## BEGIN Stored records

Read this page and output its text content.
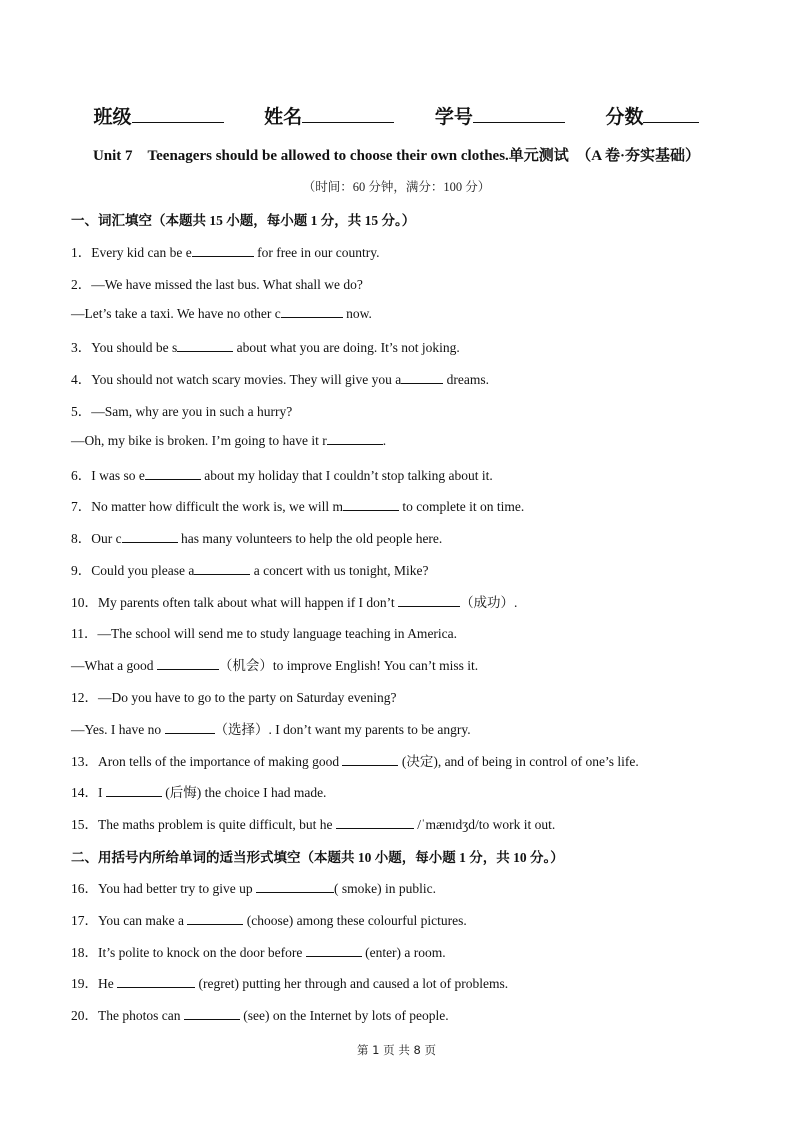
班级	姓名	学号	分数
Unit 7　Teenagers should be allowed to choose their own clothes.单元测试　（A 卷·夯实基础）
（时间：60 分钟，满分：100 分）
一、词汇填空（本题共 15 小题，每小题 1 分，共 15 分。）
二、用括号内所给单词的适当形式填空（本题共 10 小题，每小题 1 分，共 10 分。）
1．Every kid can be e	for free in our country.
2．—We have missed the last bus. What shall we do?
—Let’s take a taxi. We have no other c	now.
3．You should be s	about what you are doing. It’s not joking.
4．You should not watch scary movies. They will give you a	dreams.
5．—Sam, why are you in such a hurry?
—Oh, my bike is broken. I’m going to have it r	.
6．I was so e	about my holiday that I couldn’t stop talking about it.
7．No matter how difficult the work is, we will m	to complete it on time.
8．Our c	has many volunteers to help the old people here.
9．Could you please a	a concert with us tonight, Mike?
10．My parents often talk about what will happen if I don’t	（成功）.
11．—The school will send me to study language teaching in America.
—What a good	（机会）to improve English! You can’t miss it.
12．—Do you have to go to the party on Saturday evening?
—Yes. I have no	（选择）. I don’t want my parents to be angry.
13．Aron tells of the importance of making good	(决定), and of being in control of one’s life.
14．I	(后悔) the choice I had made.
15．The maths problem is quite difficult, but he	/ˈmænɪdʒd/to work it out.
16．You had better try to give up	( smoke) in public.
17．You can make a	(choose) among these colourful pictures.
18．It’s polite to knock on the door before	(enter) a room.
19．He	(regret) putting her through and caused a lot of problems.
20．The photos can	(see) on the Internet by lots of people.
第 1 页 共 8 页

## END Stored records

Given request
Pick out each line in the material containing "about".

Exercise answer
3．You should be s	about what you are doing. It’s not joking.
6．I was so e	about my holiday that I couldn’t stop talking about it.
10．My parents often talk about what will happen if I don’t	（成功）.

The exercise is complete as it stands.